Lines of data
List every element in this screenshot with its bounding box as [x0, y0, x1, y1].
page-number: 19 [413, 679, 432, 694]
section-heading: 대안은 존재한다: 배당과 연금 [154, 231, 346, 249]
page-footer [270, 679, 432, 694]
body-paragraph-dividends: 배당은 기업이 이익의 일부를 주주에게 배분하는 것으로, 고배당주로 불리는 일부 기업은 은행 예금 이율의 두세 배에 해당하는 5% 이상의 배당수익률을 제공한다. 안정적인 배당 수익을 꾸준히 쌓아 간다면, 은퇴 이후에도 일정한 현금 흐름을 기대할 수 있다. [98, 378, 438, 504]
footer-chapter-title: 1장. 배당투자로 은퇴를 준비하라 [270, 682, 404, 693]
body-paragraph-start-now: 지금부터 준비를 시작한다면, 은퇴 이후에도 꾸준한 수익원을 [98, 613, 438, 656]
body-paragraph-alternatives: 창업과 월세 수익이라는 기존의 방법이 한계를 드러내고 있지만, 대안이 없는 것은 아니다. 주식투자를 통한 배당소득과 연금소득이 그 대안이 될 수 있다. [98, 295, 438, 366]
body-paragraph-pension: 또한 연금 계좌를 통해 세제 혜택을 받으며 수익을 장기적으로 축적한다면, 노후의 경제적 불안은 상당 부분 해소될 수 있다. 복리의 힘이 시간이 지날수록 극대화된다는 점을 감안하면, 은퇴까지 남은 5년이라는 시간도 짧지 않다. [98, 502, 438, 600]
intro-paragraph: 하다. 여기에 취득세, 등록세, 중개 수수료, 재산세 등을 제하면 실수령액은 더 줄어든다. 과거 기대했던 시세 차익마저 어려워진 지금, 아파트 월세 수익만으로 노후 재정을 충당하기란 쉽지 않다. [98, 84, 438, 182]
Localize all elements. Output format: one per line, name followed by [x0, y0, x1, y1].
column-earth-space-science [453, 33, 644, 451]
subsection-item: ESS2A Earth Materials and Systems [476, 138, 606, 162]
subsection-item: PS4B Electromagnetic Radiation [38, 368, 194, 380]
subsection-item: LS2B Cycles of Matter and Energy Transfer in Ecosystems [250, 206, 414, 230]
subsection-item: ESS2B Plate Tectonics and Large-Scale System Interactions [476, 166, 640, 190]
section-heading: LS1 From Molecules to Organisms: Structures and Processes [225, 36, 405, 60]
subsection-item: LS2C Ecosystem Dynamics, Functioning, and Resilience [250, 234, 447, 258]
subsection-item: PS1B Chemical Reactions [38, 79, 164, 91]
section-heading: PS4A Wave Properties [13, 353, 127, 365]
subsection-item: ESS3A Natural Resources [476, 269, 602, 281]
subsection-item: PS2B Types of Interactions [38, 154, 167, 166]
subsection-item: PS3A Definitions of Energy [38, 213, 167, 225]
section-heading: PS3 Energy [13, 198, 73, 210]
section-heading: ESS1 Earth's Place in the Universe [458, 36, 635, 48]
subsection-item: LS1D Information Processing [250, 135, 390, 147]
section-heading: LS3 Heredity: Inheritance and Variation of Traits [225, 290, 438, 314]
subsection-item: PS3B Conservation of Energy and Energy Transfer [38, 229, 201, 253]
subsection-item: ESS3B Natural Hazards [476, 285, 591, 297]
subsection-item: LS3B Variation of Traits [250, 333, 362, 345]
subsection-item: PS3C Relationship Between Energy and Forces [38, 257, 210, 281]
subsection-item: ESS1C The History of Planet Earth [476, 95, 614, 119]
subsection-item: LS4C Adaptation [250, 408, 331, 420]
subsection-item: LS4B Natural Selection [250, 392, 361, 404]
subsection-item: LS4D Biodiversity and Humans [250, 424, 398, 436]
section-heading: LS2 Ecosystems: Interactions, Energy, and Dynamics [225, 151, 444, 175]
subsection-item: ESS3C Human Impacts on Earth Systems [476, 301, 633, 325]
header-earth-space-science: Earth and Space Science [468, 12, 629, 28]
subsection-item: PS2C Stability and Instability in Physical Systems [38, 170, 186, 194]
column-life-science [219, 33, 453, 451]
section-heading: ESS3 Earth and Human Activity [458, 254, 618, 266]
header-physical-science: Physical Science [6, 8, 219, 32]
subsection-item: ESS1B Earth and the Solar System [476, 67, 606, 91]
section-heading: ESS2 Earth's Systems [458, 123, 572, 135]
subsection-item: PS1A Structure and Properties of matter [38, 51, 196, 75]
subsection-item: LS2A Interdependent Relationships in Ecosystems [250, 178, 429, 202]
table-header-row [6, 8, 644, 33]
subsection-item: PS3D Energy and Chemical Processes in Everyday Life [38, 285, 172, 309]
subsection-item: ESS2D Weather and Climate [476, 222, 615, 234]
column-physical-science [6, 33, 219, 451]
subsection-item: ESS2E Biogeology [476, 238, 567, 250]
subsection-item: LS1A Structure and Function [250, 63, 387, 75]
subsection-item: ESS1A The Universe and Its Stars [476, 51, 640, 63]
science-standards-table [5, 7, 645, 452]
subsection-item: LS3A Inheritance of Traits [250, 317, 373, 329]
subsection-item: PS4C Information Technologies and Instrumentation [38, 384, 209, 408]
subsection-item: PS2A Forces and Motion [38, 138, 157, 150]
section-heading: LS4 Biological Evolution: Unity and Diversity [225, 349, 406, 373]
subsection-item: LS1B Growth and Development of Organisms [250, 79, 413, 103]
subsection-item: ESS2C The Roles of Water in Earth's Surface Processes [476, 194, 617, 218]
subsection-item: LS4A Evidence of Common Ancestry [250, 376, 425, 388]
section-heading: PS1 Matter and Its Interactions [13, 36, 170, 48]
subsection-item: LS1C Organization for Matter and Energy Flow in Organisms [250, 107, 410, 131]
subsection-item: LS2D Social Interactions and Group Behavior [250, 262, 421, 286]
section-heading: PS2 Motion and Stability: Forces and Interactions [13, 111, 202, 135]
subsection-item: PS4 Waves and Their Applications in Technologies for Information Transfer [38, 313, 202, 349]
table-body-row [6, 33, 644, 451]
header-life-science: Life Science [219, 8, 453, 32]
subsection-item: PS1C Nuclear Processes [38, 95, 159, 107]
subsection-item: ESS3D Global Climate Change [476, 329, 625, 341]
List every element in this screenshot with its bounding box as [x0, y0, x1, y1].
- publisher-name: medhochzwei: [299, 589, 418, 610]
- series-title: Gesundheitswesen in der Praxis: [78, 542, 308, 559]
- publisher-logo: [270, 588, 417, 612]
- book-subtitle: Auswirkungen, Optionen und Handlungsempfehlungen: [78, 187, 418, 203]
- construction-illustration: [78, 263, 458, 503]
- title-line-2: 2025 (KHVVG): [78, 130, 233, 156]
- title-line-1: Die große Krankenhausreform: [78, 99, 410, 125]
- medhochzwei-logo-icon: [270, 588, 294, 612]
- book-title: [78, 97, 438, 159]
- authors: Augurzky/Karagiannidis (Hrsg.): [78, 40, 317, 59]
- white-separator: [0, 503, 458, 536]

◆ Directions ◆
Reproduce all of the records above word for word, leaving nothing out and changing nothing.

◆ Answer for this exercise ◆
List every element in this screenshot with its bounding box as [x0, y0, x1, y1].
page-number: 19 [413, 679, 432, 694]
section-heading: 대안은 존재한다: 배당과 연금 [154, 231, 346, 249]
page-footer [270, 679, 432, 694]
body-paragraph-dividends: 배당은 기업이 이익의 일부를 주주에게 배분하는 것으로, 고배당주로 불리는 일부 기업은 은행 예금 이율의 두세 배에 해당하는 5% 이상의 배당수익률을 제공한다. 안정적인 배당 수익을 꾸준히 쌓아 간다면, 은퇴 이후에도 일정한 현금 흐름을 기대할 수 있다. [98, 378, 438, 504]
footer-chapter-title: 1장. 배당투자로 은퇴를 준비하라 [270, 682, 404, 693]
body-paragraph-start-now: 지금부터 준비를 시작한다면, 은퇴 이후에도 꾸준한 수익원을 [98, 613, 438, 656]
body-paragraph-alternatives: 창업과 월세 수익이라는 기존의 방법이 한계를 드러내고 있지만, 대안이 없는 것은 아니다. 주식투자를 통한 배당소득과 연금소득이 그 대안이 될 수 있다. [98, 295, 438, 366]
body-paragraph-pension: 또한 연금 계좌를 통해 세제 혜택을 받으며 수익을 장기적으로 축적한다면, 노후의 경제적 불안은 상당 부분 해소될 수 있다. 복리의 힘이 시간이 지날수록 극대화된다는 점을 감안하면, 은퇴까지 남은 5년이라는 시간도 짧지 않다. [98, 502, 438, 600]
intro-paragraph: 하다. 여기에 취득세, 등록세, 중개 수수료, 재산세 등을 제하면 실수령액은 더 줄어든다. 과거 기대했던 시세 차익마저 어려워진 지금, 아파트 월세 수익만으로 노후 재정을 충당하기란 쉽지 않다. [98, 84, 438, 182]
Localize all elements. Output format: one per line, name followed by [x0, y0, x1, y1].
column-earth-space-science [453, 33, 644, 451]
subsection-item: ESS2A Earth Materials and Systems [476, 138, 606, 162]
subsection-item: PS4B Electromagnetic Radiation [38, 368, 194, 380]
subsection-item: LS2B Cycles of Matter and Energy Transfer in Ecosystems [250, 206, 414, 230]
subsection-item: ESS2B Plate Tectonics and Large-Scale System Interactions [476, 166, 640, 190]
section-heading: LS1 From Molecules to Organisms: Structures and Processes [225, 36, 405, 60]
subsection-item: LS2C Ecosystem Dynamics, Functioning, and Resilience [250, 234, 447, 258]
subsection-item: PS1B Chemical Reactions [38, 79, 164, 91]
section-heading: PS4A Wave Properties [13, 353, 127, 365]
subsection-item: ESS3A Natural Resources [476, 269, 602, 281]
subsection-item: PS2B Types of Interactions [38, 154, 167, 166]
subsection-item: PS3A Definitions of Energy [38, 213, 167, 225]
section-heading: PS3 Energy [13, 198, 73, 210]
section-heading: ESS1 Earth's Place in the Universe [458, 36, 635, 48]
subsection-item: LS1D Information Processing [250, 135, 390, 147]
section-heading: LS3 Heredity: Inheritance and Variation of Traits [225, 290, 438, 314]
subsection-item: PS3B Conservation of Energy and Energy Transfer [38, 229, 201, 253]
subsection-item: ESS3B Natural Hazards [476, 285, 591, 297]
subsection-item: LS3B Variation of Traits [250, 333, 362, 345]
subsection-item: PS3C Relationship Between Energy and Forces [38, 257, 210, 281]
subsection-item: ESS1C The History of Planet Earth [476, 95, 614, 119]
subsection-item: LS4C Adaptation [250, 408, 331, 420]
subsection-item: LS4B Natural Selection [250, 392, 361, 404]
subsection-item: LS4D Biodiversity and Humans [250, 424, 398, 436]
section-heading: LS2 Ecosystems: Interactions, Energy, and Dynamics [225, 151, 444, 175]
subsection-item: ESS3C Human Impacts on Earth Systems [476, 301, 633, 325]
header-earth-space-science: Earth and Space Science [468, 12, 629, 28]
subsection-item: PS2C Stability and Instability in Physical Systems [38, 170, 186, 194]
column-life-science [219, 33, 453, 451]
section-heading: ESS3 Earth and Human Activity [458, 254, 618, 266]
header-physical-science: Physical Science [6, 8, 219, 32]
subsection-item: ESS1B Earth and the Solar System [476, 67, 606, 91]
section-heading: ESS2 Earth's Systems [458, 123, 572, 135]
subsection-item: PS1A Structure and Properties of matter [38, 51, 196, 75]
subsection-item: LS2A Interdependent Relationships in Ecosystems [250, 178, 429, 202]
table-header-row [6, 8, 644, 33]
subsection-item: PS3D Energy and Chemical Processes in Everyday Life [38, 285, 172, 309]
subsection-item: ESS2D Weather and Climate [476, 222, 615, 234]
column-physical-science [6, 33, 219, 451]
subsection-item: ESS2E Biogeology [476, 238, 567, 250]
subsection-item: LS1A Structure and Function [250, 63, 387, 75]
subsection-item: ESS1A The Universe and Its Stars [476, 51, 640, 63]
science-standards-table [5, 7, 645, 452]
subsection-item: LS3A Inheritance of Traits [250, 317, 373, 329]
subsection-item: PS4C Information Technologies and Instrumentation [38, 384, 209, 408]
subsection-item: PS2A Forces and Motion [38, 138, 157, 150]
section-heading: LS4 Biological Evolution: Unity and Diversity [225, 349, 406, 373]
subsection-item: LS1B Growth and Development of Organisms [250, 79, 413, 103]
subsection-item: ESS2C The Roles of Water in Earth's Surface Processes [476, 194, 617, 218]
subsection-item: LS4A Evidence of Common Ancestry [250, 376, 425, 388]
section-heading: PS1 Matter and Its Interactions [13, 36, 170, 48]
subsection-item: LS1C Organization for Matter and Energy Flow in Organisms [250, 107, 410, 131]
subsection-item: LS2D Social Interactions and Group Behavior [250, 262, 421, 286]
section-heading: PS2 Motion and Stability: Forces and Interactions [13, 111, 202, 135]
subsection-item: PS4 Waves and Their Applications in Technologies for Information Transfer [38, 313, 202, 349]
table-body-row [6, 33, 644, 451]
header-life-science: Life Science [219, 8, 453, 32]
subsection-item: PS1C Nuclear Processes [38, 95, 159, 107]
subsection-item: ESS3D Global Climate Change [476, 329, 625, 341]
List every element in this screenshot with its bounding box as [x0, y0, x1, y1].
- publisher-name: medhochzwei: [299, 589, 418, 610]
- series-title: Gesundheitswesen in der Praxis: [78, 542, 308, 559]
- publisher-logo: [270, 588, 417, 612]
- book-subtitle: Auswirkungen, Optionen und Handlungsempfehlungen: [78, 187, 418, 203]
- construction-illustration: [78, 263, 458, 503]
- title-line-2: 2025 (KHVVG): [78, 130, 233, 156]
- title-line-1: Die große Krankenhausreform: [78, 99, 410, 125]
- medhochzwei-logo-icon: [270, 588, 294, 612]
- book-title: [78, 97, 438, 159]
- authors: Augurzky/Karagiannidis (Hrsg.): [78, 40, 317, 59]
- white-separator: [0, 503, 458, 536]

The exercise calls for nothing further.